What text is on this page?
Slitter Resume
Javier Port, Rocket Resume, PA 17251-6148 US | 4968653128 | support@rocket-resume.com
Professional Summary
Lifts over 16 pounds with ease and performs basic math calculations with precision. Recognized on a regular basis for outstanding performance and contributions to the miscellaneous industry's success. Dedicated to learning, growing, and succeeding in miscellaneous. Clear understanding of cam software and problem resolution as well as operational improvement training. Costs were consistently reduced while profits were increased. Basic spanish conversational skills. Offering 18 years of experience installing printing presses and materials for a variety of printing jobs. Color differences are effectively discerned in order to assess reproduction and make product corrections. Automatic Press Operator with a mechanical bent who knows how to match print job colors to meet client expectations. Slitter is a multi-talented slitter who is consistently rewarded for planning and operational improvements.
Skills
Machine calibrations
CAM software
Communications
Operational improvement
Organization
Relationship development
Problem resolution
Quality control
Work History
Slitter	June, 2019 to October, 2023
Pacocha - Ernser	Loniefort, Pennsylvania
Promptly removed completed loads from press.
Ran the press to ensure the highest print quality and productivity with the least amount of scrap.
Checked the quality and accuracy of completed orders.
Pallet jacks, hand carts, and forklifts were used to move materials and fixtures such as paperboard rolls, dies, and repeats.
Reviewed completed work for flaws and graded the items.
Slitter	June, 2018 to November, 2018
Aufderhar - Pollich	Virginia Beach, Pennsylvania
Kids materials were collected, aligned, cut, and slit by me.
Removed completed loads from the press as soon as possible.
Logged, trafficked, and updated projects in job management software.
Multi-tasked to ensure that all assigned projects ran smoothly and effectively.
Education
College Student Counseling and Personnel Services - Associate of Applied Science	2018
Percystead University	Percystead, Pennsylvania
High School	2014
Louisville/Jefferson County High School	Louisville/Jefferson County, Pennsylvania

» **What the exercise asks**:
Look above for lines with the word "resolution" and copy them all.

» **Result of this exercise**:
Lifts over 16 pounds with ease and performs basic math calculations with precision. Recognized on a regular basis for outstanding performance and contributions to the miscellaneous industry's success. Dedicated to learning, growing, and succeeding in miscellaneous. Clear understanding of cam software and problem resolution as well as operational improvement training. Costs were consistently reduced while profits were increased. Basic spanish conversational skills. Offering 18 years of experience installing printing presses and materials for a variety of printing jobs. Color differences are effectively discerned in order to assess reproduction and make product corrections. Automatic Press Operator with a mechanical bent who knows how to match print job colors to meet client expectations. Slitter is a multi-talented slitter who is consistently rewarded for planning and operational improvements.
Problem resolution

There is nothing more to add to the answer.